--- BEGIN Data for the task ---
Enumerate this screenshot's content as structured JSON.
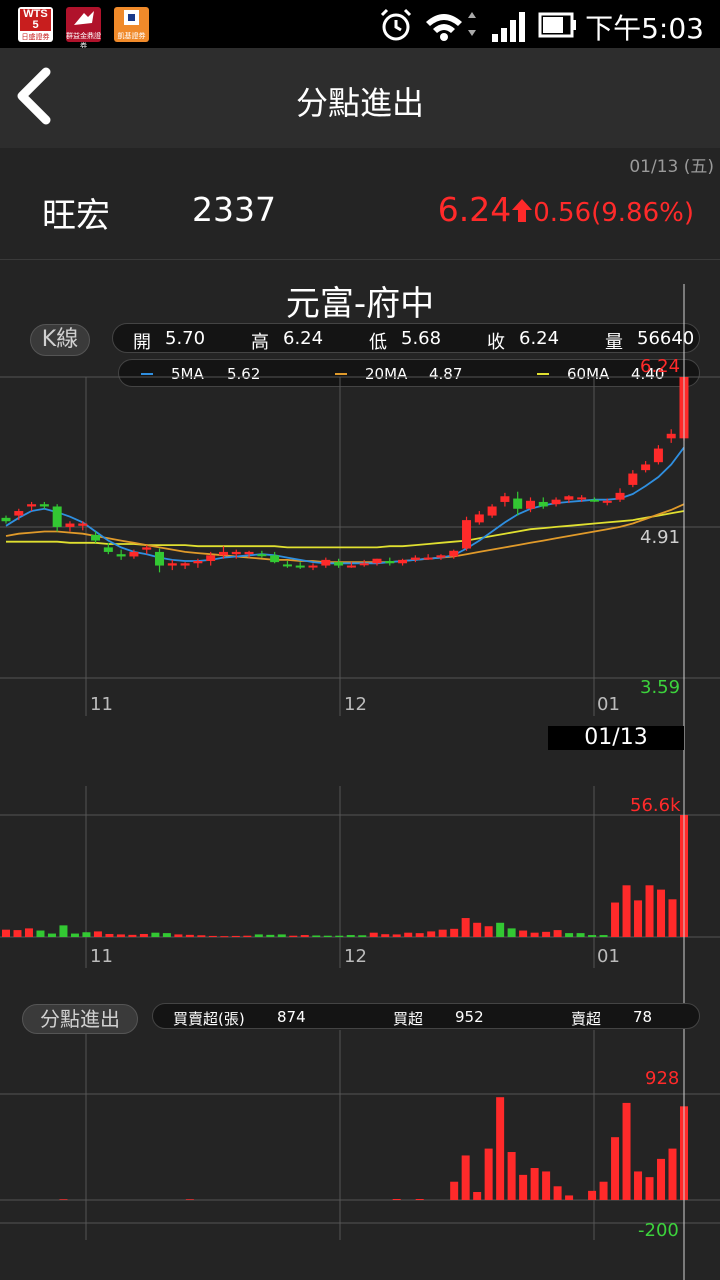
{
  "statusbar": {
    "apps": [
      {
        "name": "WTS 5",
        "sub": "日盛證券",
        "bg": "#c81e1e"
      },
      {
        "name": "CAPITAL",
        "sub": "群益金鼎證券",
        "bg": "#b0122b"
      },
      {
        "name": "凱基",
        "sub": "凱基證券",
        "bg": "#e87a1e"
      }
    ],
    "time": "下午5:03"
  },
  "header": {
    "title": "分點進出"
  },
  "stock": {
    "date": "01/13 (五)",
    "name": "旺宏",
    "code": "2337",
    "price": "6.24",
    "change": "0.56(9.86%)",
    "up_color": "#ff2a2a"
  },
  "broker": {
    "title": "元富-府中"
  },
  "kline": {
    "button_label": "K線",
    "ohlc": {
      "open_label": "開",
      "open": "5.70",
      "high_label": "高",
      "high": "6.24",
      "low_label": "低",
      "low": "5.68",
      "close_label": "收",
      "close": "6.24",
      "vol_label": "量",
      "vol": "56640"
    },
    "ma": {
      "ma5_label": "5MA",
      "ma5": "5.62",
      "ma5_color": "#2f8fe0",
      "ma20_label": "20MA",
      "ma20": "4.87",
      "ma20_color": "#e09a2a",
      "ma60_label": "60MA",
      "ma60": "4.40",
      "ma60_color": "#e0e030"
    }
  },
  "price_axis": {
    "top": "6.24",
    "mid": "4.91",
    "bottom": "3.59"
  },
  "month_labels": [
    "11",
    "12",
    "01"
  ],
  "cursor_date": "01/13",
  "volume_axis": {
    "top": "56.6k"
  },
  "netbuy": {
    "button_label": "分點進出",
    "summary_label": "買賣超(張)",
    "summary": "874",
    "buy_label": "買超",
    "buy": "952",
    "sell_label": "賣超",
    "sell": "78"
  },
  "netbuy_axis": {
    "top": "928",
    "bottom": "-200"
  },
  "chart_data": [
    {
      "type": "candlestick",
      "title": "",
      "ylim": [
        3.59,
        6.24
      ],
      "candles": [
        [
          5.0,
          5.02,
          4.95,
          4.97
        ],
        [
          5.02,
          5.08,
          4.98,
          5.06
        ],
        [
          5.1,
          5.14,
          5.06,
          5.12
        ],
        [
          5.12,
          5.14,
          5.08,
          5.1
        ],
        [
          5.1,
          5.12,
          4.88,
          4.92
        ],
        [
          4.92,
          4.97,
          4.88,
          4.95
        ],
        [
          4.93,
          4.97,
          4.89,
          4.95
        ],
        [
          4.85,
          4.88,
          4.78,
          4.8
        ],
        [
          4.74,
          4.78,
          4.68,
          4.7
        ],
        [
          4.68,
          4.72,
          4.63,
          4.66
        ],
        [
          4.66,
          4.72,
          4.64,
          4.7
        ],
        [
          4.72,
          4.76,
          4.68,
          4.74
        ],
        [
          4.7,
          4.73,
          4.52,
          4.58
        ],
        [
          4.58,
          4.63,
          4.54,
          4.6
        ],
        [
          4.58,
          4.61,
          4.55,
          4.6
        ],
        [
          4.6,
          4.64,
          4.56,
          4.62
        ],
        [
          4.62,
          4.7,
          4.58,
          4.67
        ],
        [
          4.67,
          4.75,
          4.64,
          4.7
        ],
        [
          4.68,
          4.72,
          4.64,
          4.7
        ],
        [
          4.68,
          4.71,
          4.65,
          4.7
        ],
        [
          4.68,
          4.71,
          4.65,
          4.67
        ],
        [
          4.67,
          4.7,
          4.6,
          4.61
        ],
        [
          4.59,
          4.62,
          4.56,
          4.58
        ],
        [
          4.58,
          4.61,
          4.55,
          4.57
        ],
        [
          4.57,
          4.6,
          4.54,
          4.58
        ],
        [
          4.58,
          4.65,
          4.56,
          4.63
        ],
        [
          4.61,
          4.64,
          4.56,
          4.58
        ],
        [
          4.58,
          4.61,
          4.56,
          4.58
        ],
        [
          4.6,
          4.63,
          4.57,
          4.6
        ],
        [
          4.6,
          4.64,
          4.58,
          4.64
        ],
        [
          4.62,
          4.65,
          4.58,
          4.6
        ],
        [
          4.6,
          4.64,
          4.58,
          4.63
        ],
        [
          4.63,
          4.67,
          4.61,
          4.65
        ],
        [
          4.65,
          4.68,
          4.63,
          4.65
        ],
        [
          4.65,
          4.68,
          4.63,
          4.67
        ],
        [
          4.66,
          4.72,
          4.64,
          4.71
        ],
        [
          4.73,
          5.01,
          4.71,
          4.98
        ],
        [
          4.96,
          5.06,
          4.94,
          5.03
        ],
        [
          5.02,
          5.12,
          5.0,
          5.1
        ],
        [
          5.14,
          5.22,
          5.1,
          5.19
        ],
        [
          5.17,
          5.23,
          5.02,
          5.08
        ],
        [
          5.08,
          5.18,
          5.05,
          5.15
        ],
        [
          5.14,
          5.18,
          5.08,
          5.1
        ],
        [
          5.12,
          5.18,
          5.1,
          5.16
        ],
        [
          5.16,
          5.2,
          5.13,
          5.19
        ],
        [
          5.17,
          5.2,
          5.14,
          5.18
        ],
        [
          5.16,
          5.18,
          5.14,
          5.15
        ],
        [
          5.14,
          5.17,
          5.11,
          5.15
        ],
        [
          5.16,
          5.26,
          5.14,
          5.22
        ],
        [
          5.29,
          5.42,
          5.27,
          5.39
        ],
        [
          5.42,
          5.5,
          5.4,
          5.47
        ],
        [
          5.49,
          5.64,
          5.47,
          5.61
        ],
        [
          5.7,
          5.78,
          5.66,
          5.74
        ],
        [
          5.7,
          6.24,
          5.68,
          6.24
        ]
      ],
      "ma5": [
        4.93,
        5.0,
        5.06,
        5.08,
        5.05,
        5.01,
        4.96,
        4.88,
        4.8,
        4.74,
        4.7,
        4.68,
        4.65,
        4.63,
        4.62,
        4.62,
        4.63,
        4.65,
        4.66,
        4.67,
        4.68,
        4.67,
        4.65,
        4.63,
        4.61,
        4.6,
        4.6,
        4.6,
        4.6,
        4.6,
        4.61,
        4.62,
        4.63,
        4.64,
        4.65,
        4.67,
        4.73,
        4.8,
        4.88,
        4.96,
        5.03,
        5.08,
        5.11,
        5.13,
        5.14,
        5.15,
        5.16,
        5.16,
        5.17,
        5.21,
        5.28,
        5.36,
        5.47,
        5.62
      ],
      "ma20": [
        4.84,
        4.86,
        4.87,
        4.88,
        4.88,
        4.87,
        4.86,
        4.84,
        4.82,
        4.8,
        4.78,
        4.76,
        4.74,
        4.72,
        4.7,
        4.69,
        4.68,
        4.67,
        4.66,
        4.65,
        4.64,
        4.63,
        4.63,
        4.62,
        4.62,
        4.61,
        4.61,
        4.61,
        4.61,
        4.61,
        4.61,
        4.62,
        4.63,
        4.64,
        4.65,
        4.66,
        4.68,
        4.7,
        4.72,
        4.74,
        4.76,
        4.78,
        4.8,
        4.82,
        4.84,
        4.86,
        4.88,
        4.9,
        4.92,
        4.95,
        4.99,
        5.03,
        5.07,
        5.12
      ],
      "ma60": [
        4.79,
        4.79,
        4.79,
        4.79,
        4.79,
        4.78,
        4.78,
        4.78,
        4.77,
        4.77,
        4.77,
        4.76,
        4.76,
        4.76,
        4.76,
        4.75,
        4.75,
        4.75,
        4.75,
        4.75,
        4.75,
        4.75,
        4.74,
        4.74,
        4.74,
        4.74,
        4.74,
        4.74,
        4.74,
        4.74,
        4.75,
        4.75,
        4.76,
        4.77,
        4.78,
        4.79,
        4.8,
        4.82,
        4.84,
        4.86,
        4.88,
        4.9,
        4.91,
        4.92,
        4.93,
        4.94,
        4.95,
        4.96,
        4.97,
        4.98,
        5.0,
        5.02,
        5.04,
        5.06
      ]
    },
    {
      "type": "bar",
      "title": "",
      "ylim": [
        0,
        56640
      ],
      "values": [
        3400,
        3200,
        4000,
        3000,
        1600,
        5400,
        1600,
        2200,
        2600,
        1400,
        1200,
        1000,
        1400,
        2000,
        1800,
        1200,
        1000,
        800,
        500,
        400,
        500,
        600,
        1200,
        1000,
        1200,
        600,
        900,
        700,
        600,
        600,
        900,
        800,
        2000,
        1300,
        1200,
        2000,
        1800,
        2600,
        3400,
        3800,
        8800,
        6600,
        5000,
        6600,
        4000,
        3000,
        2000,
        2400,
        3200,
        1800,
        1800,
        900,
        900,
        16000,
        24000,
        17000,
        24000,
        22000,
        17500,
        56640
      ],
      "colors": [
        "r",
        "r",
        "r",
        "g",
        "g",
        "g",
        "g",
        "g",
        "r",
        "r",
        "r",
        "r",
        "r",
        "g",
        "g",
        "r",
        "r",
        "r",
        "r",
        "r",
        "r",
        "r",
        "g",
        "g",
        "g",
        "r",
        "r",
        "g",
        "g",
        "g",
        "g",
        "g",
        "r",
        "r",
        "r",
        "r",
        "r",
        "r",
        "r",
        "r",
        "r",
        "r",
        "r",
        "g",
        "g",
        "r",
        "r",
        "r",
        "r",
        "g",
        "g",
        "g",
        "g",
        "r",
        "r",
        "r",
        "r",
        "r",
        "r",
        "r"
      ]
    },
    {
      "type": "bar",
      "title": "",
      "ylim": [
        -200,
        928
      ],
      "values": [
        0,
        0,
        0,
        0,
        0,
        3,
        0,
        0,
        0,
        0,
        0,
        0,
        0,
        0,
        0,
        0,
        4,
        0,
        0,
        0,
        0,
        0,
        0,
        0,
        0,
        0,
        0,
        0,
        0,
        0,
        0,
        0,
        0,
        0,
        8,
        0,
        8,
        0,
        0,
        160,
        390,
        70,
        450,
        900,
        420,
        220,
        280,
        250,
        120,
        40,
        0,
        80,
        160,
        550,
        850,
        250,
        200,
        360,
        450,
        820
      ]
    }
  ]
}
--- END Data for the task ---
## Task statement
Select all lines in the listing above where the word "name" appears, and show them.

## Completed exercise
        "name": "WTS 5",
        "name": "CAPITAL",
        "name": "凱基",
    "name": "旺宏",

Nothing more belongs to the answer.